■ What the task asks:
Reproduce the entire listing word for word.

■ Material for the task:
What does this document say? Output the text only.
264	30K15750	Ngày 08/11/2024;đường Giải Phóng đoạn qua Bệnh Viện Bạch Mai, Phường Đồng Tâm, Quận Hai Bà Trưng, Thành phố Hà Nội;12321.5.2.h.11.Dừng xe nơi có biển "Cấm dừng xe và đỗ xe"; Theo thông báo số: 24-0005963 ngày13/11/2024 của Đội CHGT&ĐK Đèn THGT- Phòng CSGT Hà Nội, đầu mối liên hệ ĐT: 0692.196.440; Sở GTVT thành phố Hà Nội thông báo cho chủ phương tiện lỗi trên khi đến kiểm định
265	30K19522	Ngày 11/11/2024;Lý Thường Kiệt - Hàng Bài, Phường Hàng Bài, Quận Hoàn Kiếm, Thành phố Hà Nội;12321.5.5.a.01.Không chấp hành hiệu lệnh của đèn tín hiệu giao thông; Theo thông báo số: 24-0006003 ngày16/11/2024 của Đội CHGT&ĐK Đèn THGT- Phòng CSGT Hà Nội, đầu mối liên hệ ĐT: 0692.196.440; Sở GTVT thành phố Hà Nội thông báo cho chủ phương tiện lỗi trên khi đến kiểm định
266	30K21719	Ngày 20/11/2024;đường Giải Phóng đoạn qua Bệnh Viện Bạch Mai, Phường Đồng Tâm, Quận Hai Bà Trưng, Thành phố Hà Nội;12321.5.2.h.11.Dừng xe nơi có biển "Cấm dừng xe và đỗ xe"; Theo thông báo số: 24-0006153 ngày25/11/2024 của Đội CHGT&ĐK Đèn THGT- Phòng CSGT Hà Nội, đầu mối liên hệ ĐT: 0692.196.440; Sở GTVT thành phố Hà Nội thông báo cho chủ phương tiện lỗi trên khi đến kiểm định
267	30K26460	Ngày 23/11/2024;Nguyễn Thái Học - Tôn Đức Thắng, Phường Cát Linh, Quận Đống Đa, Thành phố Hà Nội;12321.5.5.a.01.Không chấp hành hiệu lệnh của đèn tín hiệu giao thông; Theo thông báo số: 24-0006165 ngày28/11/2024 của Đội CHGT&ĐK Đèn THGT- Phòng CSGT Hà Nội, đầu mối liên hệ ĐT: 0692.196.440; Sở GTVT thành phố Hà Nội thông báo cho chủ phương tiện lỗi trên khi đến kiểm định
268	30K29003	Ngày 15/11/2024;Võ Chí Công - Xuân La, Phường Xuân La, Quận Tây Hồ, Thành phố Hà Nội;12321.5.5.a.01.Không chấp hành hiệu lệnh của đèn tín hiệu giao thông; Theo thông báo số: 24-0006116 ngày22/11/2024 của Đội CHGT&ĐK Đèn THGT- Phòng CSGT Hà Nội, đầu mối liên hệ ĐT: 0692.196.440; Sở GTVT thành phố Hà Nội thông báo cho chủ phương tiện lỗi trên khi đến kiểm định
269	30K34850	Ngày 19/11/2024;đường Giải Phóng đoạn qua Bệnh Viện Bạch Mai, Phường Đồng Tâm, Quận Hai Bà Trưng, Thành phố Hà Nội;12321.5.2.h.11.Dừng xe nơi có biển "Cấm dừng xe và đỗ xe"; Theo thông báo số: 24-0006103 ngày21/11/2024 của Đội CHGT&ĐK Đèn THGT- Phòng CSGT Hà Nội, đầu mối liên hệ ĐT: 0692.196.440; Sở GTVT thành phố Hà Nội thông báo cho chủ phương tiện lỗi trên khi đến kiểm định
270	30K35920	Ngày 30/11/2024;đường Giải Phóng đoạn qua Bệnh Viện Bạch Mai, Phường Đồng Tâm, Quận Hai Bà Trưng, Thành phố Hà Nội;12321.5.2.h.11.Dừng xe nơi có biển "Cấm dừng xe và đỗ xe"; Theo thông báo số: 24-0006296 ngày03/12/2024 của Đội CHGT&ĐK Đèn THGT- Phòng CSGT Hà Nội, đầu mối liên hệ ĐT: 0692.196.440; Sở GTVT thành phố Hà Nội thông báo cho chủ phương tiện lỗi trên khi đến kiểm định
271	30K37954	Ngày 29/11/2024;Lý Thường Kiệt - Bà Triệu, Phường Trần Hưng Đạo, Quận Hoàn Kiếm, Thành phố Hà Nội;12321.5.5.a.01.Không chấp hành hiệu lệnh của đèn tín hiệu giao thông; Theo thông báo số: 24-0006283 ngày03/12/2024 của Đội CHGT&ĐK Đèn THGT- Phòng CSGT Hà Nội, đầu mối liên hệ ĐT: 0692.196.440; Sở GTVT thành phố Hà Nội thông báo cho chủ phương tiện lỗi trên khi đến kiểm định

■ Correct response:
What does this document say? Output the text only.
264	30K15750	Ngày 08/11/2024;đường Giải Phóng đoạn qua Bệnh Viện Bạch Mai, Phường Đồng Tâm, Quận Hai Bà Trưng, Thành phố Hà Nội;12321.5.2.h.11.Dừng xe nơi có biển "Cấm dừng xe và đỗ xe"; Theo thông báo số: 24-0005963 ngày13/11/2024 của Đội CHGT&ĐK Đèn THGT- Phòng CSGT Hà Nội, đầu mối liên hệ ĐT: 0692.196.440; Sở GTVT thành phố Hà Nội thông báo cho chủ phương tiện lỗi trên khi đến kiểm định
265	30K19522	Ngày 11/11/2024;Lý Thường Kiệt - Hàng Bài, Phường Hàng Bài, Quận Hoàn Kiếm, Thành phố Hà Nội;12321.5.5.a.01.Không chấp hành hiệu lệnh của đèn tín hiệu giao thông; Theo thông báo số: 24-0006003 ngày16/11/2024 của Đội CHGT&ĐK Đèn THGT- Phòng CSGT Hà Nội, đầu mối liên hệ ĐT: 0692.196.440; Sở GTVT thành phố Hà Nội thông báo cho chủ phương tiện lỗi trên khi đến kiểm định
266	30K21719	Ngày 20/11/2024;đường Giải Phóng đoạn qua Bệnh Viện Bạch Mai, Phường Đồng Tâm, Quận Hai Bà Trưng, Thành phố Hà Nội;12321.5.2.h.11.Dừng xe nơi có biển "Cấm dừng xe và đỗ xe"; Theo thông báo số: 24-0006153 ngày25/11/2024 của Đội CHGT&ĐK Đèn THGT- Phòng CSGT Hà Nội, đầu mối liên hệ ĐT: 0692.196.440; Sở GTVT thành phố Hà Nội thông báo cho chủ phương tiện lỗi trên khi đến kiểm định
267	30K26460	Ngày 23/11/2024;Nguyễn Thái Học - Tôn Đức Thắng, Phường Cát Linh, Quận Đống Đa, Thành phố Hà Nội;12321.5.5.a.01.Không chấp hành hiệu lệnh của đèn tín hiệu giao thông; Theo thông báo số: 24-0006165 ngày28/11/2024 của Đội CHGT&ĐK Đèn THGT- Phòng CSGT Hà Nội, đầu mối liên hệ ĐT: 0692.196.440; Sở GTVT thành phố Hà Nội thông báo cho chủ phương tiện lỗi trên khi đến kiểm định
268	30K29003	Ngày 15/11/2024;Võ Chí Công - Xuân La, Phường Xuân La, Quận Tây Hồ, Thành phố Hà Nội;12321.5.5.a.01.Không chấp hành hiệu lệnh của đèn tín hiệu giao thông; Theo thông báo số: 24-0006116 ngày22/11/2024 của Đội CHGT&ĐK Đèn THGT- Phòng CSGT Hà Nội, đầu mối liên hệ ĐT: 0692.196.440; Sở GTVT thành phố Hà Nội thông báo cho chủ phương tiện lỗi trên khi đến kiểm định
269	30K34850	Ngày 19/11/2024;đường Giải Phóng đoạn qua Bệnh Viện Bạch Mai, Phường Đồng Tâm, Quận Hai Bà Trưng, Thành phố Hà Nội;12321.5.2.h.11.Dừng xe nơi có biển "Cấm dừng xe và đỗ xe"; Theo thông báo số: 24-0006103 ngày21/11/2024 của Đội CHGT&ĐK Đèn THGT- Phòng CSGT Hà Nội, đầu mối liên hệ ĐT: 0692.196.440; Sở GTVT thành phố Hà Nội thông báo cho chủ phương tiện lỗi trên khi đến kiểm định
270	30K35920	Ngày 30/11/2024;đường Giải Phóng đoạn qua Bệnh Viện Bạch Mai, Phường Đồng Tâm, Quận Hai Bà Trưng, Thành phố Hà Nội;12321.5.2.h.11.Dừng xe nơi có biển "Cấm dừng xe và đỗ xe"; Theo thông báo số: 24-0006296 ngày03/12/2024 của Đội CHGT&ĐK Đèn THGT- Phòng CSGT Hà Nội, đầu mối liên hệ ĐT: 0692.196.440; Sở GTVT thành phố Hà Nội thông báo cho chủ phương tiện lỗi trên khi đến kiểm định
271	30K37954	Ngày 29/11/2024;Lý Thường Kiệt - Bà Triệu, Phường Trần Hưng Đạo, Quận Hoàn Kiếm, Thành phố Hà Nội;12321.5.5.a.01.Không chấp hành hiệu lệnh của đèn tín hiệu giao thông; Theo thông báo số: 24-0006283 ngày03/12/2024 của Đội CHGT&ĐK Đèn THGT- Phòng CSGT Hà Nội, đầu mối liên hệ ĐT: 0692.196.440; Sở GTVT thành phố Hà Nội thông báo cho chủ phương tiện lỗi trên khi đến kiểm định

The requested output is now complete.